- [GIVEN REQUEST]:
How many lines of these entries hold the string "Includes"? Answer with the number alone.

- [INFORMATION GIVEN]:
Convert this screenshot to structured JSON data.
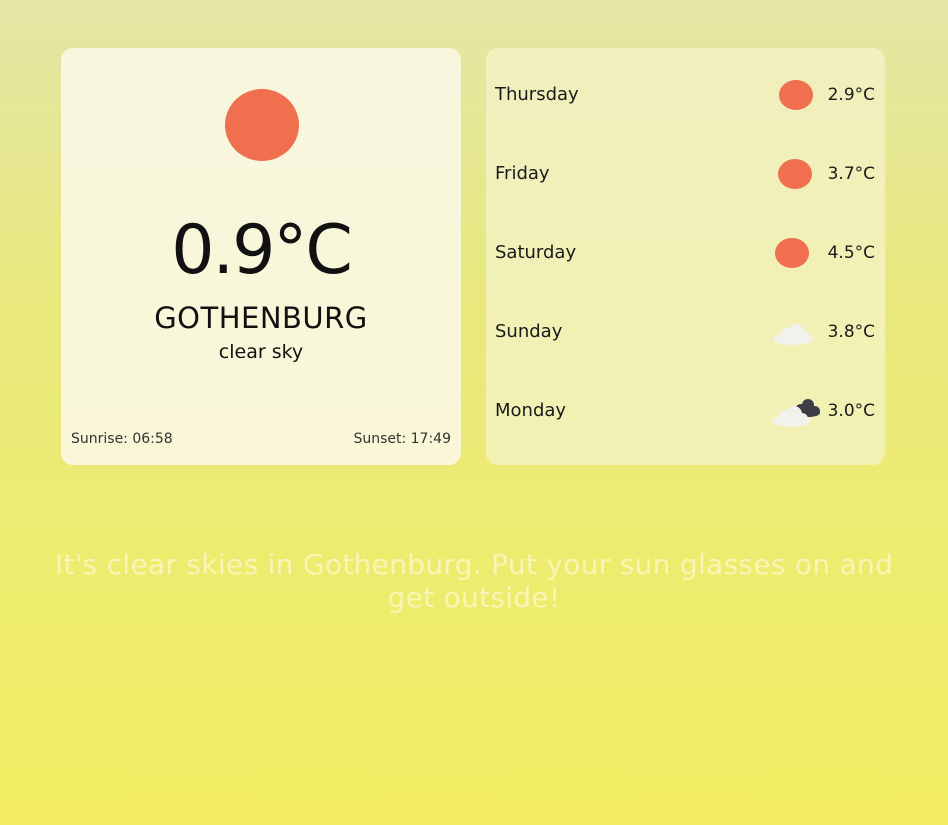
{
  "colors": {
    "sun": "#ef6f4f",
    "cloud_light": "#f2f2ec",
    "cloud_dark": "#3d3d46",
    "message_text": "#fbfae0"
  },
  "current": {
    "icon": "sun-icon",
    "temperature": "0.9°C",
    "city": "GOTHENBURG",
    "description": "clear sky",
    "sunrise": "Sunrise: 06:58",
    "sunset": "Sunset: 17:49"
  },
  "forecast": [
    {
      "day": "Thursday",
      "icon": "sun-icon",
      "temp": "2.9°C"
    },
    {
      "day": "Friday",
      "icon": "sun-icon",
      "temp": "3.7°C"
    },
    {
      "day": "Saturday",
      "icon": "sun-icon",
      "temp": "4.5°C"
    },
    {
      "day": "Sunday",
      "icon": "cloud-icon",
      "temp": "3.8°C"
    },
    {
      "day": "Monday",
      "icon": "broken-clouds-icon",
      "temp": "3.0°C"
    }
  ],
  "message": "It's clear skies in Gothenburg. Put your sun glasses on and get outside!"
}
* * *
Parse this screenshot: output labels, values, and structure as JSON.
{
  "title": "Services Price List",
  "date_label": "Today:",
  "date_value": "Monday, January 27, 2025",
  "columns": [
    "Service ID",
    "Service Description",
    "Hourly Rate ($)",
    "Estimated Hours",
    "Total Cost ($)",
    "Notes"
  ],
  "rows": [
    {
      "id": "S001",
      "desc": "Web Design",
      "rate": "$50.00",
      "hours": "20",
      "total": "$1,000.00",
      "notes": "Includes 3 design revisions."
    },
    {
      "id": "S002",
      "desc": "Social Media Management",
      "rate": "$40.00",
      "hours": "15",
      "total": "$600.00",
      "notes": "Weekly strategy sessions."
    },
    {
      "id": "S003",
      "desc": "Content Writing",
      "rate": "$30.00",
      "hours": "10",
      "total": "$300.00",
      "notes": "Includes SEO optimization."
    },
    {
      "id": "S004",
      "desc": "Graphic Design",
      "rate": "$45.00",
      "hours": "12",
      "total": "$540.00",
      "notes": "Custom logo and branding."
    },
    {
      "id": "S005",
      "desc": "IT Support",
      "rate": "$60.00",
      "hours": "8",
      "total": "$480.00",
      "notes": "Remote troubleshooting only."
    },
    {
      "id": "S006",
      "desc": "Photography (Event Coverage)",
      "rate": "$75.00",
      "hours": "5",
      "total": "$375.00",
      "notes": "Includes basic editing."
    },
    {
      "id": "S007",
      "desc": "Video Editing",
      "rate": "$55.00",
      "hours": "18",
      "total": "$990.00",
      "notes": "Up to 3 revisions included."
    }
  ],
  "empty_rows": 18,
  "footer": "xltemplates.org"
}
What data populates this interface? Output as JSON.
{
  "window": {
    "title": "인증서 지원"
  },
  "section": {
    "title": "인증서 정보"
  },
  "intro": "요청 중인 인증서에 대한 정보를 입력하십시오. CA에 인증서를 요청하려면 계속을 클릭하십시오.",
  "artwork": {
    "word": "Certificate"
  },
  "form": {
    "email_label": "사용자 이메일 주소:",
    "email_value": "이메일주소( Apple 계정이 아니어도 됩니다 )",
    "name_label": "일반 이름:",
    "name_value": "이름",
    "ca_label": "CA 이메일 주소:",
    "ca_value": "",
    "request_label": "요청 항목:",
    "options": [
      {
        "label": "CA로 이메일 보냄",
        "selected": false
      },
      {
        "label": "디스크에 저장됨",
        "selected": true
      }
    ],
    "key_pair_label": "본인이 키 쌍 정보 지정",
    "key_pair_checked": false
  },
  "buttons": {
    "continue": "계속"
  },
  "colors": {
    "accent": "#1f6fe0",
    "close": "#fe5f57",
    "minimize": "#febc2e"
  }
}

- [TASK OUTPUT]:
3